=== THINGS TO DO ===
**a.** Translate this sentence from the passage on verbal irony into Spanish: "The irony of her statement underscores the desperation of her situation."
**b.** Resume the passage on verbal irony after its final sentence, carrying it forward in the same formal manner.

=== PROVIDED PASSAGE ===
┌──
New Stars (Verbal Irony)
"I heard melancholy snores. I thought of the old man under the banyan tree. If we could just get away from India, then all fates would be canceled. We’d start with new fates, new stars. We could say or be anything we wanted. We’d be on the other side of the earth, out of God’s sight" (85).
Jasmine considers her future with Prakash, hoping that perhaps if they get to America, they can evade the fakir's prophecy. She hopes for "new stars," the irony being that no matter where she moves in the world, the stars will stay the same. The irony of her statement underscores the desperation of her situation.
The Splendor of an Abandoned Motel (Verbal Irony)
"I was seventeen years old. Why shouldn’t I have been taken in by the splendors of an abandoned motel?" (110)
└──
=== STUDY MATERIAL ===
┌──
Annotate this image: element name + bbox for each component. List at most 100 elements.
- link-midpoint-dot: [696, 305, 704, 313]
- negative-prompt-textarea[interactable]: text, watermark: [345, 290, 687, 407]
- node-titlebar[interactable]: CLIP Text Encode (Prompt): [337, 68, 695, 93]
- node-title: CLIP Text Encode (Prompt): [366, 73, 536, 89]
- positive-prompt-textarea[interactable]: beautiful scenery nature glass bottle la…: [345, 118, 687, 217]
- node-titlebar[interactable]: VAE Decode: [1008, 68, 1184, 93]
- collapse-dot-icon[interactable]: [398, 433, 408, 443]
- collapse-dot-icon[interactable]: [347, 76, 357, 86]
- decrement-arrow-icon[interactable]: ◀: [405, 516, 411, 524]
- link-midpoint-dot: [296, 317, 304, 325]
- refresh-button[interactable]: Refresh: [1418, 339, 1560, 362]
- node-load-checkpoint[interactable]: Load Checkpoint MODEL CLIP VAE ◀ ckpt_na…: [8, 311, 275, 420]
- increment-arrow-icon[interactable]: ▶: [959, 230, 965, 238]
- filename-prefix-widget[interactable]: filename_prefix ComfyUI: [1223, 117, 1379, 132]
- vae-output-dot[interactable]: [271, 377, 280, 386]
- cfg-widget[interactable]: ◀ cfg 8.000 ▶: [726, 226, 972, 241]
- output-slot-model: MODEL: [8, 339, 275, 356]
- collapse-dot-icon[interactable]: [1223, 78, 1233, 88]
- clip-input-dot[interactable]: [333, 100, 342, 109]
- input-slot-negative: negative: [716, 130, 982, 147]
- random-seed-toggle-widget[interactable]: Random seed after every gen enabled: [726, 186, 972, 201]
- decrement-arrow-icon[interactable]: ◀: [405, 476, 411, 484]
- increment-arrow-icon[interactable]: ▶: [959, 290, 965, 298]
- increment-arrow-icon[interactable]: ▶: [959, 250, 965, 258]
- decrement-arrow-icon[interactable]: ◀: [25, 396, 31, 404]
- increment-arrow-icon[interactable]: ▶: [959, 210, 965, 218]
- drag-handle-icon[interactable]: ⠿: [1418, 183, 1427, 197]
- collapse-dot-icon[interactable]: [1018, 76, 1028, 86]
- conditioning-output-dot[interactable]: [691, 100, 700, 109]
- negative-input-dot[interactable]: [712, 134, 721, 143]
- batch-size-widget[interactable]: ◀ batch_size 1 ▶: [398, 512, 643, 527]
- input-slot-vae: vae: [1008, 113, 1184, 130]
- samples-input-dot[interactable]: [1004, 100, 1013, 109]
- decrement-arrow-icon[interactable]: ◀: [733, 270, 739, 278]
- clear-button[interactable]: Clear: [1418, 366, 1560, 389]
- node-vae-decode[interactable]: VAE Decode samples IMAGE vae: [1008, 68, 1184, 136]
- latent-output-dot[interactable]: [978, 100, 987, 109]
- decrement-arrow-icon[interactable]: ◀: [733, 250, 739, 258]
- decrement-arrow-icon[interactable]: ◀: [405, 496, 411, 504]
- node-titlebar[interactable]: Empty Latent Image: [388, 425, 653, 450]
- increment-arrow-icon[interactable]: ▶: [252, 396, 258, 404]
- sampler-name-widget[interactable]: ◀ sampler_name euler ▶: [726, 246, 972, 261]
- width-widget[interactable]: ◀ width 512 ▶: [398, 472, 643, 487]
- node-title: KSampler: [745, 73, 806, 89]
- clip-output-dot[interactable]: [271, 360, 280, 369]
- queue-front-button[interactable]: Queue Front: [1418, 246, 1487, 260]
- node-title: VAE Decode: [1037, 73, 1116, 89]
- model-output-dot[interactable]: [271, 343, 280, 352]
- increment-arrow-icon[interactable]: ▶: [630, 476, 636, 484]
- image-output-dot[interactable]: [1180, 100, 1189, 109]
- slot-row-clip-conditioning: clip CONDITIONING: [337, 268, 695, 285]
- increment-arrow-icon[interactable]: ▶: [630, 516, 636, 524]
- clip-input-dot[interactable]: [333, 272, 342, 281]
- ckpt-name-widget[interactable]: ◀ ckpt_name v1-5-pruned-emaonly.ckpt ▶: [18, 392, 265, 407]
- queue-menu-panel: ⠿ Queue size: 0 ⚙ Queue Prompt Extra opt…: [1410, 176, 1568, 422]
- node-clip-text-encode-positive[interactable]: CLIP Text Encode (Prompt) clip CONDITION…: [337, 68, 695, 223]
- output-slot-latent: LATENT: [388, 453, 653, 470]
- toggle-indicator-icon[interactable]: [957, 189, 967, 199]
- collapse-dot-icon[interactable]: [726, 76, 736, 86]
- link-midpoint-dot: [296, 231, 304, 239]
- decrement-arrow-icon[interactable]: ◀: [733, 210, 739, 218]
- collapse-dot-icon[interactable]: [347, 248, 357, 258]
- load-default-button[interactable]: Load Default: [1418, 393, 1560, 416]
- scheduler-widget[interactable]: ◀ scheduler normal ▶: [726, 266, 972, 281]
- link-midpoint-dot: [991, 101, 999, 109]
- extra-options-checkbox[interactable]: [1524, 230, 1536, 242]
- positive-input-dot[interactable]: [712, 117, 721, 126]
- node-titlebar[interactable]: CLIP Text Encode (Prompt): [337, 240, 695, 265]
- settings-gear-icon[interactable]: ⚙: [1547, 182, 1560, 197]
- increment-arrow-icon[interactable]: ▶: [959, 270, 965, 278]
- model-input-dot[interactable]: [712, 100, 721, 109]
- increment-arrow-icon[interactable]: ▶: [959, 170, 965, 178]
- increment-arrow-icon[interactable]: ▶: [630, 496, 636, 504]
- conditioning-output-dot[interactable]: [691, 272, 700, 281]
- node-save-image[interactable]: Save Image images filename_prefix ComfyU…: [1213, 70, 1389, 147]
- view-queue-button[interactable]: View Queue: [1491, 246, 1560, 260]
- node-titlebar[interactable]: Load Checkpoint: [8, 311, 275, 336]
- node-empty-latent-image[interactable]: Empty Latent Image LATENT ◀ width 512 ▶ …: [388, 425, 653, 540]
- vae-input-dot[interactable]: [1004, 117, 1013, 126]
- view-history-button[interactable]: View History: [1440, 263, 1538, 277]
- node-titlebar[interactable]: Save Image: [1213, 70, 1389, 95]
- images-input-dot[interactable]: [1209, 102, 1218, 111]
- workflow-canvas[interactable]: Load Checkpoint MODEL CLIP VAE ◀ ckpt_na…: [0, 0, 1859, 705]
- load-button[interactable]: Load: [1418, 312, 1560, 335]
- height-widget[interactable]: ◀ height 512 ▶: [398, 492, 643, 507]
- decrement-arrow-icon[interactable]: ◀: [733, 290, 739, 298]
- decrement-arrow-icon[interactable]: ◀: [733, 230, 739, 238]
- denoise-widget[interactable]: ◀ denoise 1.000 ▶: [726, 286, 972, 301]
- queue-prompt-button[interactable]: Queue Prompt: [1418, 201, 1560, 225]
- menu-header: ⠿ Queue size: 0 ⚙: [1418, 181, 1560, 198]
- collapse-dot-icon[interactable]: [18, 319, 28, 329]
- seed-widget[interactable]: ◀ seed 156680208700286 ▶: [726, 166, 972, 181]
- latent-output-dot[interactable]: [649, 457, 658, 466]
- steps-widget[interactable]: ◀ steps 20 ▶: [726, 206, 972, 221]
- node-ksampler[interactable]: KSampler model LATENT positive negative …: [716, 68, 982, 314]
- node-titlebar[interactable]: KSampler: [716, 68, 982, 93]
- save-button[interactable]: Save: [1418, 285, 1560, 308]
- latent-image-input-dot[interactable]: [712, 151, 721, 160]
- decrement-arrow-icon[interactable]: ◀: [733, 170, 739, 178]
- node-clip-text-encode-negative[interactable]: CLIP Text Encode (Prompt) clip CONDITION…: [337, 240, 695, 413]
└──
=== ANSWERS ===
**a.** La ironía de su afirmación subraya lo desesperado de su situación.

**b.**
The verbal irony of this statement is that her surroundings are the opposite of "splendid," and she is far from "taken in."
A Monstrous Idea (Situational Irony)
"I could not imagine a non-genetic child. A child that was not my own, or my husband’s, struck me as a monstrous idea. Adoption was as foreign to me as the idea of widow remarriage" (170-71).
The irony of this statement is that what Jasmine is describing as monstrous and foreign to her, an adopted child and a widow re-marriage, is exactly the life that will play out for her in Baden, Iowa with Bud.
Smart Magazines (Verbal Irony)
"Wylie’d wanted me to meet Stuart, and so I did. I think now that in the smart magazines that she read there were probably articles on the dos and don’ts for introducing your live-in caregiver to your live-out lover" (183-83).
Jasmine's wry suggestion draws attention to the absurdity of the urbane, "intellectual" media Wylie consumes and the absurdity of the situation she's describing, in which Wylie wants her to meet the man she's leaving Taylor for (and likely cheated on Taylor with) and subsequently gives Jasmine her blessing to take up with Taylor after she leaves.